*TASK*
Each line of the material must be returned exactly.
= = = =
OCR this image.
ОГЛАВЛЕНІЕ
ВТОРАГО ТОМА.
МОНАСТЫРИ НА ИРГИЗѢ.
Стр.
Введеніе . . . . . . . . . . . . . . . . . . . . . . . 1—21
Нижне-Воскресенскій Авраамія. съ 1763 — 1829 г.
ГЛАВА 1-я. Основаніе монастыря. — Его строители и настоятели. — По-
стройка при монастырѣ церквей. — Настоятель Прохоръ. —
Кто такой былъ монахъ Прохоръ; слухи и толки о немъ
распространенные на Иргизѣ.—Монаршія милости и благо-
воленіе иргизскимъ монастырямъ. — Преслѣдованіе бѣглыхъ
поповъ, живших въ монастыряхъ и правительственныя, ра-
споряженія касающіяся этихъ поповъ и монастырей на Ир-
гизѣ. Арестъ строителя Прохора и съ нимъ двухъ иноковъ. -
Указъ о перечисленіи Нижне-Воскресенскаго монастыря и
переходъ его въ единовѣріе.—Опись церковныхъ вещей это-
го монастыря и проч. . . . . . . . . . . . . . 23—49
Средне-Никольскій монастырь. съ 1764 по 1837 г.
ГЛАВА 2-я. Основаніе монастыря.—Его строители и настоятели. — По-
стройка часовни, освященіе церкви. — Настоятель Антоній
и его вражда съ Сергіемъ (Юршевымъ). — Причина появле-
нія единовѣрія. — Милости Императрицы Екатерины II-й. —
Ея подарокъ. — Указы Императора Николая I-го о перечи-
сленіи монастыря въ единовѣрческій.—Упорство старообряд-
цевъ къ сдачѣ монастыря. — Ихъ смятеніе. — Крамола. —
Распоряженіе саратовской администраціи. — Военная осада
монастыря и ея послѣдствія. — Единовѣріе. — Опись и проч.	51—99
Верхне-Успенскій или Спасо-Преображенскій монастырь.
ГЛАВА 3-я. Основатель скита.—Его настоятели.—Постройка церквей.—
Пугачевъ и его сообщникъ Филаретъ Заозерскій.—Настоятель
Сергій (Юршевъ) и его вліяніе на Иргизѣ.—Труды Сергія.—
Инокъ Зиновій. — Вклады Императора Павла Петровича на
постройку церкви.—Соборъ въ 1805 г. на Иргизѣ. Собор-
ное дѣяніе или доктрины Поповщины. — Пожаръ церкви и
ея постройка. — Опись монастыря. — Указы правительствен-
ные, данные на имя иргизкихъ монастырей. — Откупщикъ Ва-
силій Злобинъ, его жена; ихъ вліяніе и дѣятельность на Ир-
= = = =
*FINISHED TASK*
OCR this image.
ОГЛАВЛЕНІЕ
ВТОРАГО ТОМА.
МОНАСТЫРИ НА ИРГИЗѢ.
Стр.
Введеніе . . . . . . . . . . . . . . . . . . . . . . . 1—21
Нижне-Воскресенскій Авраамія. съ 1763 — 1829 г.
ГЛАВА 1-я. Основаніе монастыря. — Его строители и настоятели. — По-
стройка при монастырѣ церквей. — Настоятель Прохоръ. —
Кто такой былъ монахъ Прохоръ; слухи и толки о немъ
распространенные на Иргизѣ.—Монаршія милости и благо-
воленіе иргизскимъ монастырямъ. — Преслѣдованіе бѣглыхъ
поповъ, живших въ монастыряхъ и правительственныя, ра-
споряженія касающіяся этихъ поповъ и монастырей на Ир-
гизѣ. Арестъ строителя Прохора и съ нимъ двухъ иноковъ. -
Указъ о перечисленіи Нижне-Воскресенскаго монастыря и
переходъ его въ единовѣріе.—Опись церковныхъ вещей это-
го монастыря и проч. . . . . . . . . . . . . . 23—49
Средне-Никольскій монастырь. съ 1764 по 1837 г.
ГЛАВА 2-я. Основаніе монастыря.—Его строители и настоятели. — По-
стройка часовни, освященіе церкви. — Настоятель Антоній
и его вражда съ Сергіемъ (Юршевымъ). — Причина появле-
нія единовѣрія. — Милости Императрицы Екатерины II-й. —
Ея подарокъ. — Указы Императора Николая I-го о перечи-
сленіи монастыря въ единовѣрческій.—Упорство старообряд-
цевъ къ сдачѣ монастыря. — Ихъ смятеніе. — Крамола. —
Распоряженіе саратовской администраціи. — Военная осада
монастыря и ея послѣдствія. — Единовѣріе. — Опись и проч.	51—99
Верхне-Успенскій или Спасо-Преображенскій монастырь.
ГЛАВА 3-я. Основатель скита.—Его настоятели.—Постройка церквей.—
Пугачевъ и его сообщникъ Филаретъ Заозерскій.—Настоятель
Сергій (Юршевъ) и его вліяніе на Иргизѣ.—Труды Сергія.—
Инокъ Зиновій. — Вклады Императора Павла Петровича на
постройку церкви.—Соборъ въ 1805 г. на Иргизѣ. Собор-
ное дѣяніе или доктрины Поповщины. — Пожаръ церкви и
ея постройка. — Опись монастыря. — Указы правительствен-
ные, данные на имя иргизкихъ монастырей. — Откупщикъ Ва-
силій Злобинъ, его жена; ихъ вліяніе и дѣятельность на Ир-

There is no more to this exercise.